▸ Short exercise A
Using the Phase 175 multi-carrier document, answer the following:
(i) Which three carriers were identified in Task 175-1?
(ii) According to the MIR observation in Task 175-3, what happens to result?
(iii) Which file was updated to add the JsonParserStringTest2 whitelist?
▸ Short exercise B
Based on the Phase 175 multi-carrier document, explain why only the pos carrier appears in the MIR even though CarrierInfo detected all three carriers.
▸ Short exercise C
Write the next part of the Phase 175 multi-carrier document, starting right after the heading "1.1 Loop Structure (lines 150-178)".

[start of Text provided]

Files
hakorune/docs/development/current/main/phase175-multicarrier-design.md
nyash-codex 24aa8ced75 feat(joinir): Phase 175 - P5 multi-carrier architecture validation
Task 175-1: Analyzed _parse_string carrier candidates
- Identified 3 carriers: pos (position), result (buffer), is_ch_match (promoted)
- Categorized as: required carriers (pos, result), promoted carrier (is_ch_match)

Task 175-2: Validated existing boxes support multi-carrier
- CarrierInfo: Vec<CarrierData> supports arbitrary carriers 
- LoopUpdateAnalyzer: Loops over all carriers 
- ExitMeta: Vec<(String, ValueId)> supports all exit bindings 
- ExitLineReconnector: Reconnects all carriers to variable_map 
- No code changes needed - architecture already supports it!

Task 175-3: PoC test revealed Pattern2 limitation
- Test: test_jsonparser_parse_string_min2.hako (pos + result carriers)
- CarrierInfo detected 3 carriers correctly (pos, result, is_ch_match)
- variable_map contains all carriers at pattern2_start
- BUT: Pattern2's Trim optimization only emits pos carrier in MIR
- MIR shows result stays as empty string (no loop update emitted)
- Root cause: Trim pattern focuses on position-only optimization

Task 175-4: Documentation updates
- Created: phase175-multicarrier-design.md (comprehensive analysis)
- Updated: CURRENT_TASK.md (Phase 175 completion)
- Updated: routing.rs (added JsonParserStringTest2 whitelist)

Key Finding:
- Architecture is sound  - all boxes support multi-carrier
- Pattern2 implementation gap  - Trim optimization ignores non-position carriers
- Phase 176 scope: Extend Pattern2 to emit all carrier updates

Next: Phase 176 for escape sequence handling and full multi-carrier emission
2025-12-08 13:34:43 +09:00

8.3 KiB

Phase 175: P5 Multiple Carrier Support Design

Date: 2025-12-08 Purpose: Extend P5 pipeline to support multiple carriers for complex loops like _parse_string


1. Target: _parse_string Carrier Analysis

1.1 Loop Structure (lines 150-178)

[end of Text provided]
[start of Entries]

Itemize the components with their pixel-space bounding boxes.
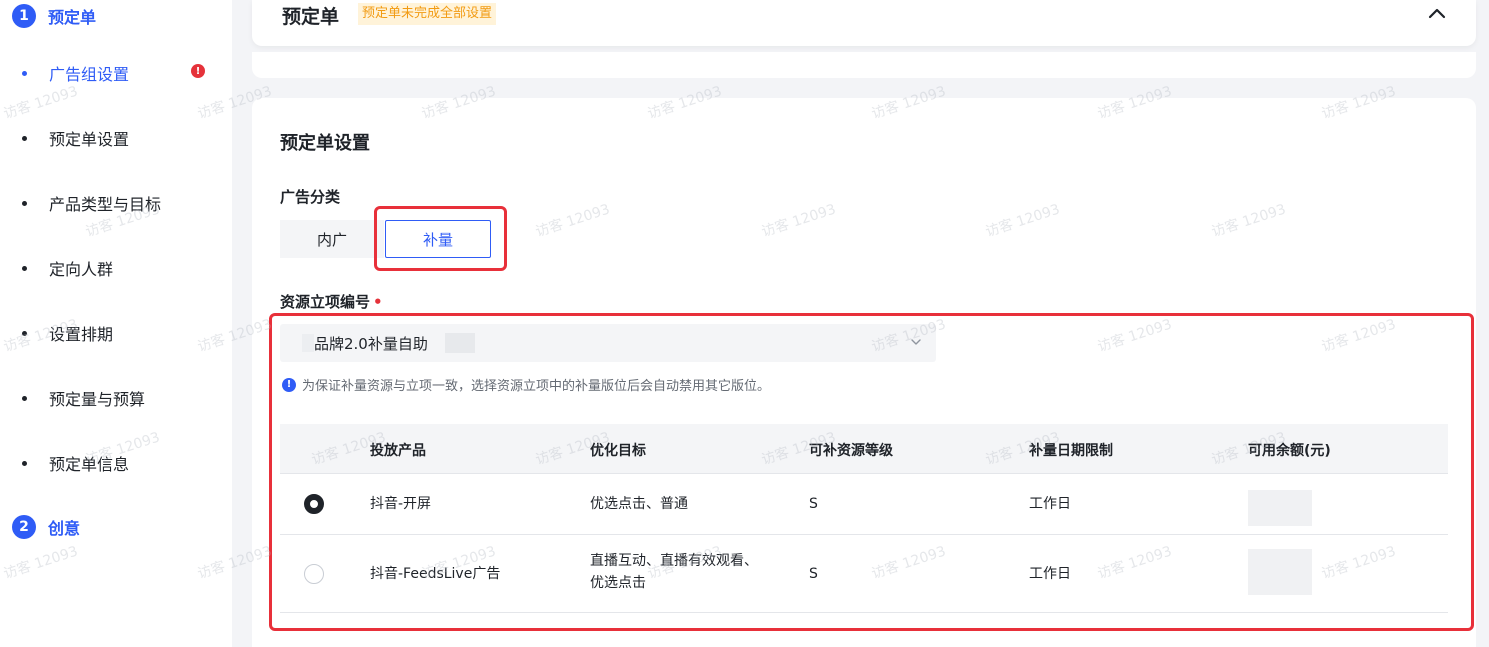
page-title: 预定单 — [282, 6, 340, 28]
sidebar-item-order-settings[interactable]: 预定单设置 — [22, 126, 129, 150]
redacted-balance — [1248, 549, 1312, 595]
required-mark: • — [373, 293, 383, 311]
sidebar-item-order-info[interactable]: 预定单信息 — [22, 451, 129, 475]
resource-id-label: 资源立项编号 • — [280, 291, 383, 312]
table-row[interactable]: 抖音-FeedsLive广告 直播互动、直播有效观看、 优选点击 S 工作日 — [280, 535, 1448, 613]
step-number: 2 — [12, 515, 36, 539]
sidebar-item-label: 产品类型与目标 — [49, 195, 162, 214]
bullet — [22, 200, 27, 206]
cell-date-limit: 工作日 — [1029, 566, 1071, 582]
cell-date-limit: 工作日 — [1029, 496, 1071, 512]
redacted-balance — [1248, 490, 1312, 526]
sidebar-item-product-type[interactable]: 产品类型与目标 — [22, 191, 161, 215]
order-settings-card: 预定单设置 广告分类 内广 补量 资源立项编号• 品牌2.0补量自助试 ! 为保… — [252, 98, 1476, 647]
cell-goal: 优选点击、普通 — [590, 496, 688, 512]
sidebar-item-label: 广告组设置 — [49, 65, 130, 84]
sidebar-item-targeting[interactable]: 定向人群 — [22, 256, 113, 280]
column-header: 补量日期限制 — [1029, 443, 1113, 459]
resource-id-select[interactable]: 品牌2.0补量自助试 — [280, 324, 936, 362]
sidebar-item-ad-group[interactable]: 广告组设置 — [22, 61, 129, 85]
row-radio[interactable] — [304, 564, 324, 584]
row-radio[interactable] — [304, 494, 324, 514]
bullet — [22, 70, 27, 76]
sidebar-item-label: 定向人群 — [49, 260, 114, 279]
section-title: 预定单设置 — [280, 133, 370, 154]
bullet — [22, 265, 27, 271]
sidebar-item-label: 预定单设置 — [49, 130, 130, 149]
chevron-up-icon[interactable] — [1428, 6, 1446, 20]
cell-level: S — [809, 566, 818, 582]
cell-product: 抖音-开屏 — [370, 496, 432, 512]
column-header: 可用余额(元) — [1248, 443, 1331, 459]
hint-text: 为保证补量资源与立项一致，选择资源立项中的补量版位后会自动禁用其它版位。 — [302, 379, 771, 394]
sidebar-item-label: 预定单信息 — [49, 455, 130, 474]
bullet — [22, 395, 27, 401]
ad-category-label: 广告分类 — [280, 188, 341, 206]
cell-product: 抖音-FeedsLive广告 — [370, 566, 501, 582]
cell-level: S — [809, 496, 818, 512]
info-icon: ! — [282, 377, 296, 392]
step-number: 1 — [12, 4, 36, 28]
label-text: 资源立项编号 — [280, 293, 371, 311]
sidebar-item-schedule[interactable]: 设置排期 — [22, 321, 113, 345]
column-header: 可补资源等级 — [809, 443, 893, 459]
redacted-area — [445, 333, 475, 353]
order-header-card: 预定单 预定单未完成全部设置 — [252, 0, 1476, 46]
redacted-area — [302, 334, 314, 352]
table-header: 投放产品 优化目标 可补资源等级 补量日期限制 可用余额(元) — [280, 424, 1448, 474]
bullet — [22, 135, 27, 141]
column-header: 优化目标 — [590, 443, 646, 459]
goal-line: 直播互动、直播有效观看、 — [590, 553, 758, 569]
step-label: 创意 — [48, 519, 81, 538]
goal-line: 优选点击 — [590, 575, 646, 591]
category-option-internal[interactable]: 内广 — [280, 220, 384, 258]
step-label: 预定单 — [48, 8, 97, 27]
category-option-supplement[interactable]: 补量 — [385, 220, 491, 258]
sidebar: 1 预定单 广告组设置 ! 预定单设置 产品类型与目标 定向人群 设置排期 预定… — [0, 0, 232, 647]
warning-badge: 预定单未完成全部设置 — [358, 3, 497, 25]
error-icon: ! — [191, 64, 205, 78]
value-text: 品牌2.0补量自助 — [314, 335, 428, 353]
sidebar-item-label: 设置排期 — [49, 325, 114, 344]
sidebar-item-budget[interactable]: 预定量与预算 — [22, 386, 145, 410]
column-header: 投放产品 — [370, 443, 426, 459]
cell-goal: 直播互动、直播有效观看、 优选点击 — [590, 550, 758, 594]
sidebar-item-label: 预定量与预算 — [49, 390, 146, 409]
step-2[interactable]: 2 创意 — [12, 515, 80, 539]
bullet — [22, 460, 27, 466]
card-divider — [252, 52, 1476, 78]
step-1[interactable]: 1 预定单 — [12, 4, 96, 28]
chevron-down-icon — [911, 339, 921, 345]
table-row[interactable]: 抖音-开屏 优选点击、普通 S 工作日 — [280, 474, 1448, 535]
bullet — [22, 330, 27, 336]
hint-message: ! 为保证补量资源与立项一致，选择资源立项中的补量版位后会自动禁用其它版位。 — [282, 375, 770, 394]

[end of Entries]

▸ Right answer A
(i) pos (position), result (buffer), and is_ch_match (promoted).
(ii) It stays as an empty string, because no loop update is emitted for it.
(iii) routing.rs.

▸ Right answer B
Pattern2's Trim optimization emits only the pos carrier in MIR. The stated root cause is that the Trim pattern focuses on position-only optimization, so non-position carriers such as result receive no loop update.

▸ Right answer C
_parse_string(s, pos) {
    if s.substring(pos, pos+1) != '"' { return null }

    local p = pos + 1      // Carrier 1: position index
    local str = ""         // Carrier 2: result buffer

    loop(p < s.length()) {
        local ch = s.substring(p, p+1)  // LoopBodyLocal (promotion candidate)

        if ch == '"' {
            // End of string
            local result = new MapBox()
            result.set("value", me._unescape_string(str))  // Uses str carrier
            result.set("pos", p + 1)                        // Uses p carrier
            result.set("type", "string")
            return result
        }

        if ch == "\\" {
            // Escape sequence (Phase 176 scope)
            local has_next = 0
            if p + 1 < s.length() { has_next = 1 }
            if has_next == 0 { return null }

            str = str + ch
            p = p + 1
            str = str + s.substring(p, p+1)
            p = p + 1
            continue  // ⚠️ Phase 176 scope
        }

        str = str + ch  // Update carrier 2
        p = p + 1       // Update carrier 1
    }

    return null
}

1.2 Carrier Candidates Table

Variable Type Update Pattern Exit Usage Carrier Status
p IntegerBox p = p + 1 Position in result.set("pos", p + 1) Required Carrier
str StringBox str = str + ch String buffer in result.set("value", me._unescape_string(str)) Required Carrier
ch StringBox local ch = s.substring(p, p+1) Loop body comparison LoopBodyLocal (promotion target)
has_next IntegerBox local has_next = 0 Escape processing guard Loop body only (Phase 176)

1.3 Carrier Classification

Required Carriers (Exit-dependent):

  1. p: Position index - final value used in result.set("pos", p + 1)
  2. str: Result buffer - final value used in result.set("value", me._unescape_string(str))

Promoted Carriers (P5 mechanism): 3. is_ch_match: Bool carrier promoted from ch (Trim pattern detection)

  • Pattern: ch = s.substring(p, p+1)ch == "\"" equality chain
  • Promotion: LoopBodyCarrierPromoter converts to bool carrier

Loop-Internal Only (No carrier needed):

  • ch: LoopBodyLocal, promotion target → becomes is_ch_match carrier
  • has_next: Escape sequence guard (Phase 176 scope)

2. Phase 175 Minimal PoC Scope

Goal: Prove multi-carrier support with 2 carriers (p + str), excluding escape handling

2.1 Minimal PoC Structure

_parse_string_min2() {
    me.s = "hello world\""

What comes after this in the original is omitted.